------ Data section ------

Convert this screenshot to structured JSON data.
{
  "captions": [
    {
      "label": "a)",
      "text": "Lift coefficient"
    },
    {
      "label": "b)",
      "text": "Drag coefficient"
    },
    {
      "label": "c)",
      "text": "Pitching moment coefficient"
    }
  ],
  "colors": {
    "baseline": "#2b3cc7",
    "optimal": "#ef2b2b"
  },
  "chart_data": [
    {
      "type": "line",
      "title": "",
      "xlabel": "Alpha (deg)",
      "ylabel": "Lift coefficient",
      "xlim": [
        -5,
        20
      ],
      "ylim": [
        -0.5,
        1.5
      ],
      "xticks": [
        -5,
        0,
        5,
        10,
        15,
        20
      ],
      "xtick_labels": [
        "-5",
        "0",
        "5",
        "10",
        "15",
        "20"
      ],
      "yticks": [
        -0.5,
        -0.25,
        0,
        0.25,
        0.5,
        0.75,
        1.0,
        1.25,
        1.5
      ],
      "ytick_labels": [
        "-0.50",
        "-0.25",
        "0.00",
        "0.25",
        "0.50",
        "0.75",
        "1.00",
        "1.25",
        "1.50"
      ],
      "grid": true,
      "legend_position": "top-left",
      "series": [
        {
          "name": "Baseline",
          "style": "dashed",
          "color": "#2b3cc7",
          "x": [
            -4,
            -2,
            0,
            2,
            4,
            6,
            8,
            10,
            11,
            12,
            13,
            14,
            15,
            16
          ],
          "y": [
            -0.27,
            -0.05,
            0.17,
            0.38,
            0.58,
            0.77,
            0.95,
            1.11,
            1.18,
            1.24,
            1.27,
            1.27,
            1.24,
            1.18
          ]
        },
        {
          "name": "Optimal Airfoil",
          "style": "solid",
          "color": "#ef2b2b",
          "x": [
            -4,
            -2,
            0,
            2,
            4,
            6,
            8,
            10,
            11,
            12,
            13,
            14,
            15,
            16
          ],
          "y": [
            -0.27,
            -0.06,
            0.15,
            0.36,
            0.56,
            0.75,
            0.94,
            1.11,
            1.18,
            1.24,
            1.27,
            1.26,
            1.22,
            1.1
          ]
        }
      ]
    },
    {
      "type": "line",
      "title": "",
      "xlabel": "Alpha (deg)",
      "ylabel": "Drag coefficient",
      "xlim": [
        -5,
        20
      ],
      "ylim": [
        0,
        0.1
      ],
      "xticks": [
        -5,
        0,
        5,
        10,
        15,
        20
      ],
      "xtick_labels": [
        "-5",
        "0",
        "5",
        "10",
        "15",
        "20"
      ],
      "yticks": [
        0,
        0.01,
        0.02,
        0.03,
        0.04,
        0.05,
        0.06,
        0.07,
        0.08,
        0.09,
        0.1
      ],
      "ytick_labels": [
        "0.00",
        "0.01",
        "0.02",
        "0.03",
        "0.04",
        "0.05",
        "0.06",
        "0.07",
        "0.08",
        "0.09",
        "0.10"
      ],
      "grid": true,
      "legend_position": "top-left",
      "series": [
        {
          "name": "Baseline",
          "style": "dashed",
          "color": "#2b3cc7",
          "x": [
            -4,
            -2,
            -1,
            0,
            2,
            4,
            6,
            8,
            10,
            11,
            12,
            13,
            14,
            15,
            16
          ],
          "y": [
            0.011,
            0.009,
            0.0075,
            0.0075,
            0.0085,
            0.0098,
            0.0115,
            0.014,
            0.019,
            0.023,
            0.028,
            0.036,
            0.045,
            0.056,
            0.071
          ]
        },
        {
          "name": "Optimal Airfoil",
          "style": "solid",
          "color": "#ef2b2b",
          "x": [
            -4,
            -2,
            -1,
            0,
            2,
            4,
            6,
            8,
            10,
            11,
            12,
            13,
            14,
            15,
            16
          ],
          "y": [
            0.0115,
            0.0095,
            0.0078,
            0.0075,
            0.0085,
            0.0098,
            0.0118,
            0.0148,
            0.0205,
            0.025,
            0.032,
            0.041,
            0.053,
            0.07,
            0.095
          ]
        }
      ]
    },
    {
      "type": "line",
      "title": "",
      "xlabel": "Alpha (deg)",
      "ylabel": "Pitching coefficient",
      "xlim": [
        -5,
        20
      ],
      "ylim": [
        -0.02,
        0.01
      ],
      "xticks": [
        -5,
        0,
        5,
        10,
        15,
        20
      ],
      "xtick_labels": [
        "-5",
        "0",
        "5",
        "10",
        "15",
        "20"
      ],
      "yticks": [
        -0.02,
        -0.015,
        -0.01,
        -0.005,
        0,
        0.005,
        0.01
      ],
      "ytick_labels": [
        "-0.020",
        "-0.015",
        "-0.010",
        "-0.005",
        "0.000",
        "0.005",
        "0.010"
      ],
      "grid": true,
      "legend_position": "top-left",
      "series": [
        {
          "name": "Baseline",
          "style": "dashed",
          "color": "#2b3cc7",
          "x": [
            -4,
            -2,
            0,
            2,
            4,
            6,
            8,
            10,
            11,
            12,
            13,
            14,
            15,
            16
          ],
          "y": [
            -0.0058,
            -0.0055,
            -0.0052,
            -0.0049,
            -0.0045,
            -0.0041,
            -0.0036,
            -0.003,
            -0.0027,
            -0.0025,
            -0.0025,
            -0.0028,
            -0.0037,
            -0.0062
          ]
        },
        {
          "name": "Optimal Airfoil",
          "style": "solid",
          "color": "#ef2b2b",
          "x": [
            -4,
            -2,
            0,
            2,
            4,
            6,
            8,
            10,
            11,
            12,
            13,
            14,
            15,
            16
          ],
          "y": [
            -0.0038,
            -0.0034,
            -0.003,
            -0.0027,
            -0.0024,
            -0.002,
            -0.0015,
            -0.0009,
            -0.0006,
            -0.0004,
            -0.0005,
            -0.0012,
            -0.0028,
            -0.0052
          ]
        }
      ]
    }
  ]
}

------

● **Job**
Repeat the listing exactly, from its first line to its last.

● **Complete answer**
Convert this screenshot to structured JSON data.
{
  "captions": [
    {
      "label": "a)",
      "text": "Lift coefficient"
    },
    {
      "label": "b)",
      "text": "Drag coefficient"
    },
    {
      "label": "c)",
      "text": "Pitching moment coefficient"
    }
  ],
  "colors": {
    "baseline": "#2b3cc7",
    "optimal": "#ef2b2b"
  },
  "chart_data": [
    {
      "type": "line",
      "title": "",
      "xlabel": "Alpha (deg)",
      "ylabel": "Lift coefficient",
      "xlim": [
        -5,
        20
      ],
      "ylim": [
        -0.5,
        1.5
      ],
      "xticks": [
        -5,
        0,
        5,
        10,
        15,
        20
      ],
      "xtick_labels": [
        "-5",
        "0",
        "5",
        "10",
        "15",
        "20"
      ],
      "yticks": [
        -0.5,
        -0.25,
        0,
        0.25,
        0.5,
        0.75,
        1.0,
        1.25,
        1.5
      ],
      "ytick_labels": [
        "-0.50",
        "-0.25",
        "0.00",
        "0.25",
        "0.50",
        "0.75",
        "1.00",
        "1.25",
        "1.50"
      ],
      "grid": true,
      "legend_position": "top-left",
      "series": [
        {
          "name": "Baseline",
          "style": "dashed",
          "color": "#2b3cc7",
          "x": [
            -4,
            -2,
            0,
            2,
            4,
            6,
            8,
            10,
            11,
            12,
            13,
            14,
            15,
            16
          ],
          "y": [
            -0.27,
            -0.05,
            0.17,
            0.38,
            0.58,
            0.77,
            0.95,
            1.11,
            1.18,
            1.24,
            1.27,
            1.27,
            1.24,
            1.18
          ]
        },
        {
          "name": "Optimal Airfoil",
          "style": "solid",
          "color": "#ef2b2b",
          "x": [
            -4,
            -2,
            0,
            2,
            4,
            6,
            8,
            10,
            11,
            12,
            13,
            14,
            15,
            16
          ],
          "y": [
            -0.27,
            -0.06,
            0.15,
            0.36,
            0.56,
            0.75,
            0.94,
            1.11,
            1.18,
            1.24,
            1.27,
            1.26,
            1.22,
            1.1
          ]
        }
      ]
    },
    {
      "type": "line",
      "title": "",
      "xlabel": "Alpha (deg)",
      "ylabel": "Drag coefficient",
      "xlim": [
        -5,
        20
      ],
      "ylim": [
        0,
        0.1
      ],
      "xticks": [
        -5,
        0,
        5,
        10,
        15,
        20
      ],
      "xtick_labels": [
        "-5",
        "0",
        "5",
        "10",
        "15",
        "20"
      ],
      "yticks": [
        0,
        0.01,
        0.02,
        0.03,
        0.04,
        0.05,
        0.06,
        0.07,
        0.08,
        0.09,
        0.1
      ],
      "ytick_labels": [
        "0.00",
        "0.01",
        "0.02",
        "0.03",
        "0.04",
        "0.05",
        "0.06",
        "0.07",
        "0.08",
        "0.09",
        "0.10"
      ],
      "grid": true,
      "legend_position": "top-left",
      "series": [
        {
          "name": "Baseline",
          "style": "dashed",
          "color": "#2b3cc7",
          "x": [
            -4,
            -2,
            -1,
            0,
            2,
            4,
            6,
            8,
            10,
            11,
            12,
            13,
            14,
            15,
            16
          ],
          "y": [
            0.011,
            0.009,
            0.0075,
            0.0075,
            0.0085,
            0.0098,
            0.0115,
            0.014,
            0.019,
            0.023,
            0.028,
            0.036,
            0.045,
            0.056,
            0.071
          ]
        },
        {
          "name": "Optimal Airfoil",
          "style": "solid",
          "color": "#ef2b2b",
          "x": [
            -4,
            -2,
            -1,
            0,
            2,
            4,
            6,
            8,
            10,
            11,
            12,
            13,
            14,
            15,
            16
          ],
          "y": [
            0.0115,
            0.0095,
            0.0078,
            0.0075,
            0.0085,
            0.0098,
            0.0118,
            0.0148,
            0.0205,
            0.025,
            0.032,
            0.041,
            0.053,
            0.07,
            0.095
          ]
        }
      ]
    },
    {
      "type": "line",
      "title": "",
      "xlabel": "Alpha (deg)",
      "ylabel": "Pitching coefficient",
      "xlim": [
        -5,
        20
      ],
      "ylim": [
        -0.02,
        0.01
      ],
      "xticks": [
        -5,
        0,
        5,
        10,
        15,
        20
      ],
      "xtick_labels": [
        "-5",
        "0",
        "5",
        "10",
        "15",
        "20"
      ],
      "yticks": [
        -0.02,
        -0.015,
        -0.01,
        -0.005,
        0,
        0.005,
        0.01
      ],
      "ytick_labels": [
        "-0.020",
        "-0.015",
        "-0.010",
        "-0.005",
        "0.000",
        "0.005",
        "0.010"
      ],
      "grid": true,
      "legend_position": "top-left",
      "series": [
        {
          "name": "Baseline",
          "style": "dashed",
          "color": "#2b3cc7",
          "x": [
            -4,
            -2,
            0,
            2,
            4,
            6,
            8,
            10,
            11,
            12,
            13,
            14,
            15,
            16
          ],
          "y": [
            -0.0058,
            -0.0055,
            -0.0052,
            -0.0049,
            -0.0045,
            -0.0041,
            -0.0036,
            -0.003,
            -0.0027,
            -0.0025,
            -0.0025,
            -0.0028,
            -0.0037,
            -0.0062
          ]
        },
        {
          "name": "Optimal Airfoil",
          "style": "solid",
          "color": "#ef2b2b",
          "x": [
            -4,
            -2,
            0,
            2,
            4,
            6,
            8,
            10,
            11,
            12,
            13,
            14,
            15,
            16
          ],
          "y": [
            -0.0038,
            -0.0034,
            -0.003,
            -0.0027,
            -0.0024,
            -0.002,
            -0.0015,
            -0.0009,
            -0.0006,
            -0.0004,
            -0.0005,
            -0.0012,
            -0.0028,
            -0.0052
          ]
        }
      ]
    }
  ]
}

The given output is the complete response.